§ CHALLENGE
Search the data for the string "name" and gather each line it is in.

[Start RAW RECORDS]

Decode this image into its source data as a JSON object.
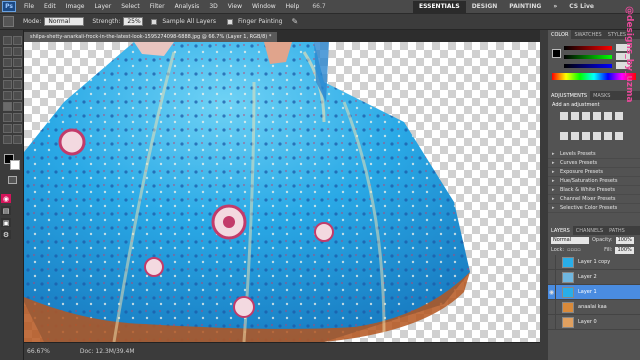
{
  "app": {
    "logo": "Ps"
  },
  "menu": [
    "File",
    "Edit",
    "Image",
    "Layer",
    "Select",
    "Filter",
    "Analysis",
    "3D",
    "View",
    "Window",
    "Help"
  ],
  "zoom_display": "66.7",
  "workspaces": {
    "essentials": "ESSENTIALS",
    "design": "DESIGN",
    "painting": "PAINTING",
    "more": "»",
    "cs_live": "CS Live"
  },
  "options": {
    "mode_label": "Mode:",
    "mode_value": "Normal",
    "strength_label": "Strength:",
    "strength_value": "25%",
    "sample_all": "Sample All Layers",
    "finger_painting": "Finger Painting"
  },
  "document_tab": "shilpa-shetty-anarkali-frock-in-the-latest-look-1595274098-6888.jpg @ 66.7% (Layer 1, RGB/8) *",
  "status": {
    "zoom": "66.67%",
    "doc": "Doc: 12.3M/39.4M"
  },
  "panels": {
    "color_tabs": [
      "COLOR",
      "SWATCHES",
      "STYLES"
    ],
    "adjust_tabs": [
      "ADJUSTMENTS",
      "MASKS"
    ],
    "add_adjustment": "Add an adjustment",
    "presets": [
      "Levels Presets",
      "Curves Presets",
      "Exposure Presets",
      "Hue/Saturation Presets",
      "Black & White Presets",
      "Channel Mixer Presets",
      "Selective Color Presets"
    ],
    "layer_tabs": [
      "LAYERS",
      "CHANNELS",
      "PATHS"
    ],
    "blend_mode": "Normal",
    "opacity_label": "Opacity:",
    "opacity_value": "100%",
    "lock_label": "Lock:",
    "fill_label": "Fill:",
    "fill_value": "100%",
    "layers": [
      {
        "name": "Layer 1 copy"
      },
      {
        "name": "Layer 2"
      },
      {
        "name": "Layer 1",
        "selected": true
      },
      {
        "name": "anaalai kaa"
      },
      {
        "name": "Layer 0"
      }
    ]
  },
  "watermark": "@designs_by_uzma",
  "colors": {
    "dress": "#29aee8",
    "accent": "#e84a9b",
    "selected_layer": "#4a8ce0"
  }
}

[End RAW RECORDS]

§ COMPLETED EXERCISE
        "name": "Layer 1 copy"
        "name": "Layer 2"
        "name": "Layer 1",
        "name": "anaalai kaa"
        "name": "Layer 0"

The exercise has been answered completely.